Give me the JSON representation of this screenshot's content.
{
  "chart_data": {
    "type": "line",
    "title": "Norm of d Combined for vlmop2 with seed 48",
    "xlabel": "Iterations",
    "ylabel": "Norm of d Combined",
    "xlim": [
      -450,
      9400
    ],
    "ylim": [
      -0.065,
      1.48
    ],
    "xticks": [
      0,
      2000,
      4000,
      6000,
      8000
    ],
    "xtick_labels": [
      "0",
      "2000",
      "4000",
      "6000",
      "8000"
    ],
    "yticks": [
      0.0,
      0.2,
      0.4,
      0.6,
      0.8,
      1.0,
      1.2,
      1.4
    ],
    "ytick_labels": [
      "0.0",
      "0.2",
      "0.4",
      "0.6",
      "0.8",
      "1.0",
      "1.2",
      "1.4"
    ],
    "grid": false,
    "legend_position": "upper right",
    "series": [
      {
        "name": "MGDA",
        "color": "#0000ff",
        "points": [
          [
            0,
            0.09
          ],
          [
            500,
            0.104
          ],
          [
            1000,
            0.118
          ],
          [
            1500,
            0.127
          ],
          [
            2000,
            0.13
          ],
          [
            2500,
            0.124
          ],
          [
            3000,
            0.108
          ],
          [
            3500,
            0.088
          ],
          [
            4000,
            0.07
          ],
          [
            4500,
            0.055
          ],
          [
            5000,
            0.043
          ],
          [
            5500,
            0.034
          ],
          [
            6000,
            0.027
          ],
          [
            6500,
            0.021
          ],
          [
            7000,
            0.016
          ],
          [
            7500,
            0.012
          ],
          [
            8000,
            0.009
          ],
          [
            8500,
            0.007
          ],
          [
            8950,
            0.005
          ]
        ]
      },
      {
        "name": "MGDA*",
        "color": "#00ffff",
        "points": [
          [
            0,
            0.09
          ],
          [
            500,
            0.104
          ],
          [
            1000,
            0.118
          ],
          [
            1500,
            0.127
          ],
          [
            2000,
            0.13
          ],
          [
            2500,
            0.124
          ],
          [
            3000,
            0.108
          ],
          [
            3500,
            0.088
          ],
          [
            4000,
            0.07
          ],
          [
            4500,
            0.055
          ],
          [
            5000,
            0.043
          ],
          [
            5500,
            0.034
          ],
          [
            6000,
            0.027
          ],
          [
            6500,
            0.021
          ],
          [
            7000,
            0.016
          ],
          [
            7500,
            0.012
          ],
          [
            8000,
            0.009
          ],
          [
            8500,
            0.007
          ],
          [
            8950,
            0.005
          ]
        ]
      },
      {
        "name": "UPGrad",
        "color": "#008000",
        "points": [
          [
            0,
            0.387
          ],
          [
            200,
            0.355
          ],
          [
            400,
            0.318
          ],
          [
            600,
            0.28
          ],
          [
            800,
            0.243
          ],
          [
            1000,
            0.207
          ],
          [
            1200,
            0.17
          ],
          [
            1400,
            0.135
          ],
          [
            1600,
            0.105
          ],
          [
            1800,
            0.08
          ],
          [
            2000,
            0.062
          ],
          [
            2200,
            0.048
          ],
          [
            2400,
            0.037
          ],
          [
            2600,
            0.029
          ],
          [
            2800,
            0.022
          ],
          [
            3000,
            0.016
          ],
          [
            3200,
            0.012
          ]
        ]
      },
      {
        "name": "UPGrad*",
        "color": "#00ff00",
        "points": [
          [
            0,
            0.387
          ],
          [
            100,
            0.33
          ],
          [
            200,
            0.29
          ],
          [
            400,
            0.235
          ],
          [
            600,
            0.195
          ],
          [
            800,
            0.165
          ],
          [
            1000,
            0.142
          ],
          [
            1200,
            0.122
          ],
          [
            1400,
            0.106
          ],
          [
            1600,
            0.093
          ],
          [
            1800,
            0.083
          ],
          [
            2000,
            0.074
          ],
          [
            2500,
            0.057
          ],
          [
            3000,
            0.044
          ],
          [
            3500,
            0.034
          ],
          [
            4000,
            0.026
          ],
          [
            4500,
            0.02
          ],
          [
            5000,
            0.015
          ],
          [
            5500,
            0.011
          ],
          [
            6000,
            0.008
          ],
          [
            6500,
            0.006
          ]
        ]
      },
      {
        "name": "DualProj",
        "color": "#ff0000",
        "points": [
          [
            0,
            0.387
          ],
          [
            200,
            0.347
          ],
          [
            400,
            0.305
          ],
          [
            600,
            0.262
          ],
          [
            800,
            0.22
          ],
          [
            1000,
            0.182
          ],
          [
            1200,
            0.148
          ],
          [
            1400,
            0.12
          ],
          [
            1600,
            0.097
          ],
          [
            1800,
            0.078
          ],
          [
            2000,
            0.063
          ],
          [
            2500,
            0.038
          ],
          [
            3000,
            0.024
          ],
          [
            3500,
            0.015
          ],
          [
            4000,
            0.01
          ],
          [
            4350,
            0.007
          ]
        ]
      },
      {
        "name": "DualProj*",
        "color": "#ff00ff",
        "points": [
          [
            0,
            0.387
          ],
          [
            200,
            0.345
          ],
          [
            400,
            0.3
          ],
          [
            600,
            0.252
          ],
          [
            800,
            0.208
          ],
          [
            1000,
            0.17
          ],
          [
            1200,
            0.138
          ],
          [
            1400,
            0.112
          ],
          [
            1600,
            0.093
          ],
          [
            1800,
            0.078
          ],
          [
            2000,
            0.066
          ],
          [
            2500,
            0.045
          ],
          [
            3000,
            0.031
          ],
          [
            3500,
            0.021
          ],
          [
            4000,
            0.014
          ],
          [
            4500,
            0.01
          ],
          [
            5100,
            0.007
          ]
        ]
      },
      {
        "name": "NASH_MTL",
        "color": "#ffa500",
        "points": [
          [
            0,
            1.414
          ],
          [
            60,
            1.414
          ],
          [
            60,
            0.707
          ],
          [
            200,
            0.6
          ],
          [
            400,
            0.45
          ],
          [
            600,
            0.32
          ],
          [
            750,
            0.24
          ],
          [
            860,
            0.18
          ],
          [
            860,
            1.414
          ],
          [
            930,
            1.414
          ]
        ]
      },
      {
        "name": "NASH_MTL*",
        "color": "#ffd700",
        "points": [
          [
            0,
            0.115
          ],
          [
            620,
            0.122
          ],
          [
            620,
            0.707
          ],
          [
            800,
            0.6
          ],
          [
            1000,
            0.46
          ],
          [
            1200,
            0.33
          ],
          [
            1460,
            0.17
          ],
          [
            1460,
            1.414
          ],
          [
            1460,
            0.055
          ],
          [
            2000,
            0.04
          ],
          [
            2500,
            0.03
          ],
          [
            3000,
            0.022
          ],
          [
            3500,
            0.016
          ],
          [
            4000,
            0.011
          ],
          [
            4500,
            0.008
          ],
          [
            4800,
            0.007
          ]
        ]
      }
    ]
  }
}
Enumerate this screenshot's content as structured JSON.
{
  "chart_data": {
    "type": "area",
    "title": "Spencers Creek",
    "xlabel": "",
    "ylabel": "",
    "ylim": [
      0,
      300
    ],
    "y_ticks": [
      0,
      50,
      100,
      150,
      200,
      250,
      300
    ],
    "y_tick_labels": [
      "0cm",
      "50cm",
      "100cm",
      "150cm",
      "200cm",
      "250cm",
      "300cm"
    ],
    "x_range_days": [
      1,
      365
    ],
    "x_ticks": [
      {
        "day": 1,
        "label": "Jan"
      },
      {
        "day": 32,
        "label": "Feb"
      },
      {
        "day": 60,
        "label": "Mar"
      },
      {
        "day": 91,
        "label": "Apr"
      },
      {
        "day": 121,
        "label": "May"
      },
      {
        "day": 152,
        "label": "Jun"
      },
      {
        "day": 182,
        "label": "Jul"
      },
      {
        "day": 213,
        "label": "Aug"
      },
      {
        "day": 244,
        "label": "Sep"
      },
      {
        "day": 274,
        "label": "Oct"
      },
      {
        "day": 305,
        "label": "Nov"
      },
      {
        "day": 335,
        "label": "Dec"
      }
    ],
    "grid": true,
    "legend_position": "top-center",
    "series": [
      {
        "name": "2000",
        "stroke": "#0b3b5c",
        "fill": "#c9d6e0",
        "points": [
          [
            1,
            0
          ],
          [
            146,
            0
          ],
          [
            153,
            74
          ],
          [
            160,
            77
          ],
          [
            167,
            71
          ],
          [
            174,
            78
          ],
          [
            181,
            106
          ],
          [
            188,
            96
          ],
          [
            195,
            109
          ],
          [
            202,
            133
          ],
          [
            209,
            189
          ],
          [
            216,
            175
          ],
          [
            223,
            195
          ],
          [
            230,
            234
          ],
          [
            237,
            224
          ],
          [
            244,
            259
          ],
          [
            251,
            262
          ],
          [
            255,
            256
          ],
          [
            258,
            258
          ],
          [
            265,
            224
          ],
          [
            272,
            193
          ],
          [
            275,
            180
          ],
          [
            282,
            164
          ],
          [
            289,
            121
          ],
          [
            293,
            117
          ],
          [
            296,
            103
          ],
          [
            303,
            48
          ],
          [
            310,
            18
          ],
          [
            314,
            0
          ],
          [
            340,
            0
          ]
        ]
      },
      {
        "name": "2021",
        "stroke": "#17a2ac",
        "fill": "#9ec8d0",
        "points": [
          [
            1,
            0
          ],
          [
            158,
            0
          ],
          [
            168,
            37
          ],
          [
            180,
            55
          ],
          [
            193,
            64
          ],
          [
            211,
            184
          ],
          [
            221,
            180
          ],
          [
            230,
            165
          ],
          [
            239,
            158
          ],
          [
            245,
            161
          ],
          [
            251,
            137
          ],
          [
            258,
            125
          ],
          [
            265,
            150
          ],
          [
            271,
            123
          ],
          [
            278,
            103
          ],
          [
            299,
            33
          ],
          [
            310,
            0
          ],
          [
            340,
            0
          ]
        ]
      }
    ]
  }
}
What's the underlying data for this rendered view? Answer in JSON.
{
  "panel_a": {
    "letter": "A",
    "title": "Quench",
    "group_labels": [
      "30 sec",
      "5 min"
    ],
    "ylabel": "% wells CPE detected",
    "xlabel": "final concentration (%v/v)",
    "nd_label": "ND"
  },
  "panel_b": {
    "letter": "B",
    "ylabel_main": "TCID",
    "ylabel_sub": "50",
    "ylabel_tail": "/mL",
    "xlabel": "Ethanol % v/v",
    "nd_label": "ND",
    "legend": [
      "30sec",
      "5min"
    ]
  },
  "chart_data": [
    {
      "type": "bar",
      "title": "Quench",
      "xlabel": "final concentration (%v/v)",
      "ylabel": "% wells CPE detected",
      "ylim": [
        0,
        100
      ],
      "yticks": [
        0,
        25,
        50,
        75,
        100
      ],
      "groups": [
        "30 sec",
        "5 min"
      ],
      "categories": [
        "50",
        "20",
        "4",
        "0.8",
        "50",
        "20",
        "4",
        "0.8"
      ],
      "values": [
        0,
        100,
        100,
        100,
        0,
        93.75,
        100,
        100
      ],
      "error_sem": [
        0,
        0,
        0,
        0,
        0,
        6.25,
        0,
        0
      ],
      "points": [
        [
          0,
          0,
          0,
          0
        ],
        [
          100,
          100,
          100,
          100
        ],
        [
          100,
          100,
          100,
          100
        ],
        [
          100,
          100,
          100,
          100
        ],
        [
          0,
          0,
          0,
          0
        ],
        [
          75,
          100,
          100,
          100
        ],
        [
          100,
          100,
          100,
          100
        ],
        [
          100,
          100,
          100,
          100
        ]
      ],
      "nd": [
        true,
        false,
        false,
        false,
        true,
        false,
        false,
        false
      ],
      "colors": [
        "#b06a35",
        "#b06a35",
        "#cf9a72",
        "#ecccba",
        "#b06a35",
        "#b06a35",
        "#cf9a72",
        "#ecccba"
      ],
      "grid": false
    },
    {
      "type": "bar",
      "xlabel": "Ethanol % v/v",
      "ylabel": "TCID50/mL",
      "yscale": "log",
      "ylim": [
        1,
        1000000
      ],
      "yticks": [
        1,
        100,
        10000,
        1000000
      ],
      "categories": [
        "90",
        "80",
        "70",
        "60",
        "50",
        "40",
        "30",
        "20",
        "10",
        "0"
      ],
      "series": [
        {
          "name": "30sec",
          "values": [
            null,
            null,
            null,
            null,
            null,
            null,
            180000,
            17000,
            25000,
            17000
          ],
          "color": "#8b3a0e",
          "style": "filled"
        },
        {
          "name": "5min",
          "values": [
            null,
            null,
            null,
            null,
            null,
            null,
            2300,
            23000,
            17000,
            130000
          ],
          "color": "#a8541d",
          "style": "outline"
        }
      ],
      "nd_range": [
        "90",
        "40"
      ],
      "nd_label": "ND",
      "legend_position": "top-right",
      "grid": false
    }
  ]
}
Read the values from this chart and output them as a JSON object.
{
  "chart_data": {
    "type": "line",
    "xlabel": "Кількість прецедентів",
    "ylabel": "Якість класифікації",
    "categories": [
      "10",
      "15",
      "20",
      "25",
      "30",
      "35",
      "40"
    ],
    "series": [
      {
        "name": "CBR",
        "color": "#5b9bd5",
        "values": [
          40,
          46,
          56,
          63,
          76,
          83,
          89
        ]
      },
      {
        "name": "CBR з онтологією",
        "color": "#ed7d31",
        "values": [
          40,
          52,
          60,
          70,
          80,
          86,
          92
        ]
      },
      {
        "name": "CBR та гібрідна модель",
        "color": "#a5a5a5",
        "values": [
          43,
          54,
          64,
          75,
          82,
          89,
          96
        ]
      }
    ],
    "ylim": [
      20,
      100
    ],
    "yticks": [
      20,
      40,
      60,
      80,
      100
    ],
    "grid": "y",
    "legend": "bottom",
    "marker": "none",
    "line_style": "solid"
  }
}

◇ ◇ ◇ ◇

> WHAT YOU WILL DO
Copy each line containing the word "Ethanol" from the data.

> ANSWER
    "xlabel": "Ethanol % v/v",
      "xlabel": "Ethanol % v/v",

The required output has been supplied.